● **TASK REQUIREMENTS**
Transcribe nothing but the lines from the one with "Output the underlying" to the end of the entries, both included, keeping each exact and leaving every picture out.
--- BEGIN ---
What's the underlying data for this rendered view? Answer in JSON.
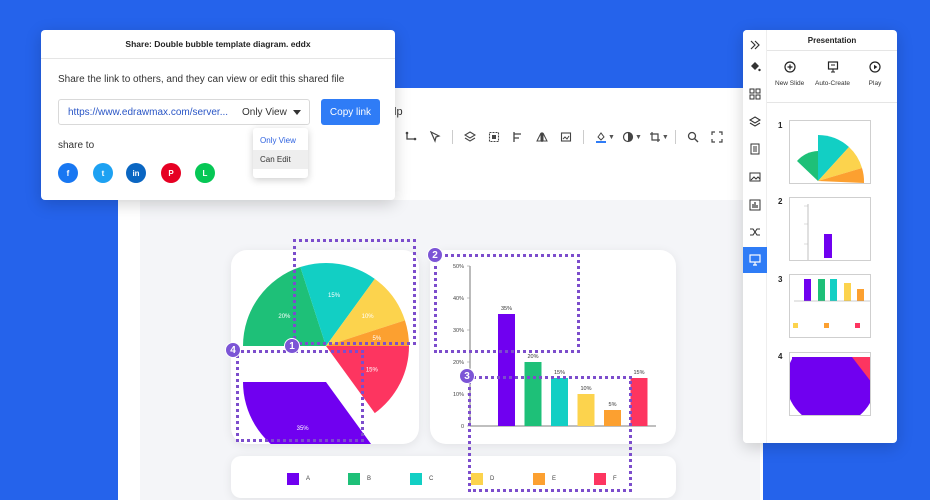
{
  "share_dialog": {
    "title": "Share: Double bubble template diagram. eddx",
    "description": "Share the link to others, and they can view or edit this shared file",
    "link_value": "https://www.edrawmax.com/server...",
    "permission_selected": "Only View",
    "copy_button": "Copy link",
    "share_to_label": "share to",
    "dropdown_options": [
      "Only View",
      "Can Edit"
    ],
    "social": [
      {
        "name": "facebook",
        "glyph": "f",
        "color": "#1877f2"
      },
      {
        "name": "twitter",
        "glyph": "t",
        "color": "#1da1f2"
      },
      {
        "name": "linkedin",
        "glyph": "in",
        "color": "#0a66c2"
      },
      {
        "name": "pinterest",
        "glyph": "P",
        "color": "#e60023"
      },
      {
        "name": "line",
        "glyph": "L",
        "color": "#06c755"
      }
    ]
  },
  "editor": {
    "menu_partial": "lp"
  },
  "presentation": {
    "title": "Presentation",
    "actions": [
      "New Slide",
      "Auto-Create",
      "Play"
    ],
    "slides": [
      "1",
      "2",
      "3",
      "4"
    ]
  },
  "markers": [
    "1",
    "2",
    "3",
    "4"
  ],
  "colors": {
    "A": "#7000f0",
    "B": "#1ec078",
    "C": "#12cfc4",
    "D": "#fcd34d",
    "E": "#fca030",
    "F": "#fd3560",
    "accent": "#2f7cf6",
    "selection": "#7c4dcc"
  },
  "chart_data": [
    {
      "type": "pie",
      "categories": [
        "A",
        "B",
        "C",
        "D",
        "E",
        "F"
      ],
      "values": [
        35,
        20,
        15,
        10,
        5,
        15
      ],
      "data_labels": [
        "35%",
        "20%",
        "15%",
        "10%",
        "5%",
        "15%"
      ]
    },
    {
      "type": "bar",
      "categories": [
        "A",
        "B",
        "C",
        "D",
        "E",
        "F"
      ],
      "values": [
        35,
        20,
        15,
        10,
        5,
        15
      ],
      "data_labels": [
        "35%",
        "20%",
        "15%",
        "10%",
        "5%",
        "15%"
      ],
      "y_ticks": [
        "0",
        "10%",
        "20%",
        "30%",
        "40%",
        "50%"
      ],
      "ylim": [
        0,
        50
      ]
    }
  ],
  "legend": [
    "A",
    "B",
    "C",
    "D",
    "E",
    "F"
  ]
}
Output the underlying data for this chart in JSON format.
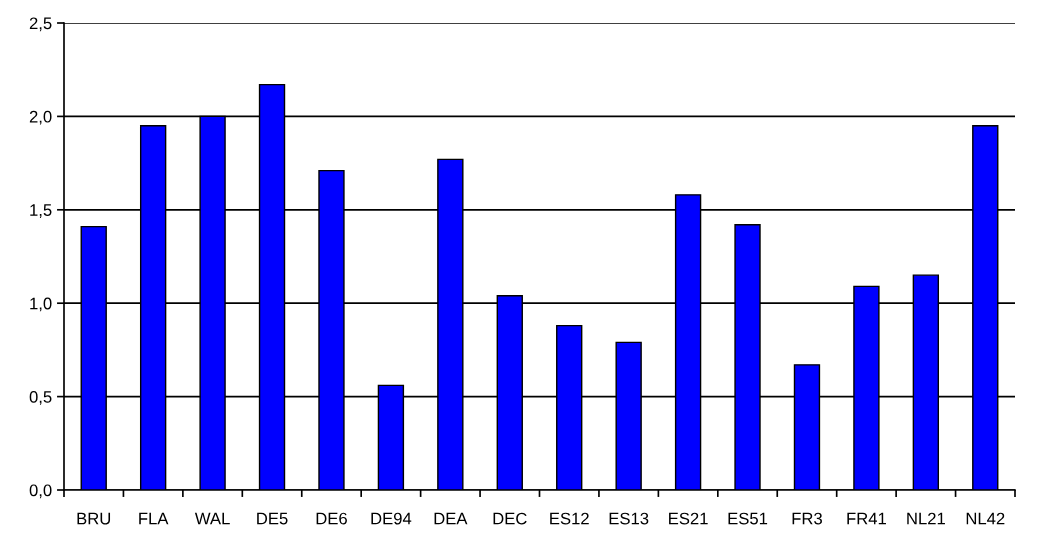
{
  "chart_data": {
    "type": "bar",
    "categories": [
      "BRU",
      "FLA",
      "WAL",
      "DE5",
      "DE6",
      "DE94",
      "DEA",
      "DEC",
      "ES12",
      "ES13",
      "ES21",
      "ES51",
      "FR3",
      "FR41",
      "NL21",
      "NL42"
    ],
    "values": [
      1.41,
      1.95,
      2.0,
      2.17,
      1.71,
      0.56,
      1.77,
      1.04,
      0.88,
      0.79,
      1.58,
      1.42,
      0.67,
      1.09,
      1.15,
      1.95
    ],
    "color": "#0000ff",
    "ylim": [
      0,
      2.5
    ],
    "yticks": [
      {
        "value": 0,
        "label": "0,0"
      },
      {
        "value": 0.5,
        "label": "0,5"
      },
      {
        "value": 1.0,
        "label": "1,0"
      },
      {
        "value": 1.5,
        "label": "1,5"
      },
      {
        "value": 2.0,
        "label": "2,0"
      },
      {
        "value": 2.5,
        "label": "2,5"
      }
    ],
    "grid": "y"
  }
}
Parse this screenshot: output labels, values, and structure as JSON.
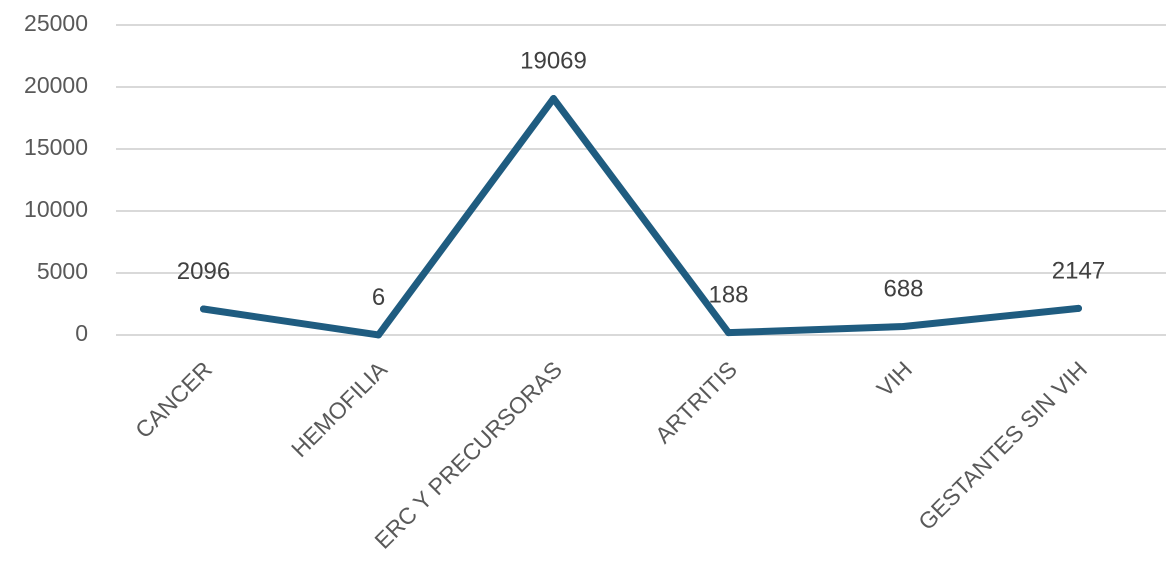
--- END ---
● **SOLUTION TO THE EXERCISE**
Output the underlying data for this chart in JSON format.
{
  "chart_data": {
    "type": "bar",
    "categories": [
      "BRU",
      "FLA",
      "WAL",
      "DE5",
      "DE6",
      "DE94",
      "DEA",
      "DEC",
      "ES12",
      "ES13",
      "ES21",
      "ES51",
      "FR3",
      "FR41",
      "NL21",
      "NL42"
    ],
    "values": [
      1.41,
      1.95,
      2.0,
      2.17,
      1.71,
      0.56,
      1.77,
      1.04,
      0.88,
      0.79,
      1.58,
      1.42,
      0.67,
      1.09,
      1.15,
      1.95
    ],
    "color": "#0000ff",
    "ylim": [
      0,
      2.5
    ],
    "yticks": [
      {
        "value": 0,
        "label": "0,0"
      },
      {
        "value": 0.5,
        "label": "0,5"
      },
      {
        "value": 1.0,
        "label": "1,0"
      },
      {
        "value": 1.5,
        "label": "1,5"
      },
      {
        "value": 2.0,
        "label": "2,0"
      },
      {
        "value": 2.5,
        "label": "2,5"
      }
    ],
    "grid": "y"
  }
}
Parse this screenshot: output labels, values, and structure as JSON.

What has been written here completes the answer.